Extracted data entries
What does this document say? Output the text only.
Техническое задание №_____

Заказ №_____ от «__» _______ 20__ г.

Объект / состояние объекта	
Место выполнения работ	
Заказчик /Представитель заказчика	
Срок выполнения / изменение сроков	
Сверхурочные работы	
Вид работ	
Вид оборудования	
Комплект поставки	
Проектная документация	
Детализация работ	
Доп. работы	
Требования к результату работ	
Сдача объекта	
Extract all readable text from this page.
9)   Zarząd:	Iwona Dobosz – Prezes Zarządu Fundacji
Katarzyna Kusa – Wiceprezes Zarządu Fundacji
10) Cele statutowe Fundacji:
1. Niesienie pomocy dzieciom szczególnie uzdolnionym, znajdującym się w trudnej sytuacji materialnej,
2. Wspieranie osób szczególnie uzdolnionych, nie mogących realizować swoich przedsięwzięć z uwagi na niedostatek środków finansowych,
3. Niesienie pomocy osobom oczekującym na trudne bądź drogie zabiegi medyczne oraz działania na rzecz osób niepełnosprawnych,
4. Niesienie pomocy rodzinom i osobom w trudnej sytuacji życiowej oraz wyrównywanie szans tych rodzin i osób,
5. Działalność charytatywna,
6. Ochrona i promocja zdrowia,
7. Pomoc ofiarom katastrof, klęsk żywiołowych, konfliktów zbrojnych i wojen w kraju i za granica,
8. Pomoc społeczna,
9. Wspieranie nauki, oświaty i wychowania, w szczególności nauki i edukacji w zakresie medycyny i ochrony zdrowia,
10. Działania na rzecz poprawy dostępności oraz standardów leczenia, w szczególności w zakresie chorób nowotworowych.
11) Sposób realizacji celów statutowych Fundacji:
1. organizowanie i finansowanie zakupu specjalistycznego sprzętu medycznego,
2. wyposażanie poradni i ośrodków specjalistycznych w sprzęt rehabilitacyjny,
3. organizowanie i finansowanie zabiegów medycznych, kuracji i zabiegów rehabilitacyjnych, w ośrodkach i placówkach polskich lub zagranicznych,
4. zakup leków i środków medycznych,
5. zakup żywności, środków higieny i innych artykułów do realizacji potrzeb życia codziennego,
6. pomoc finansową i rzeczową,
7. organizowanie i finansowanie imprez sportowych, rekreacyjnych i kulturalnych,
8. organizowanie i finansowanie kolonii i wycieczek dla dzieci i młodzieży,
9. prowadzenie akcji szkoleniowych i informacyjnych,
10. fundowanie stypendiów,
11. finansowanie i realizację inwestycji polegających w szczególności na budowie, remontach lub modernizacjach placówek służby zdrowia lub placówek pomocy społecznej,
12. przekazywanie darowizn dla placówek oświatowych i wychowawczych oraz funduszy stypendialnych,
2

■ The problem
Check each line of the records above for the word "zdrowia", then give the number of lines that have it, with no other words.

■ Output
3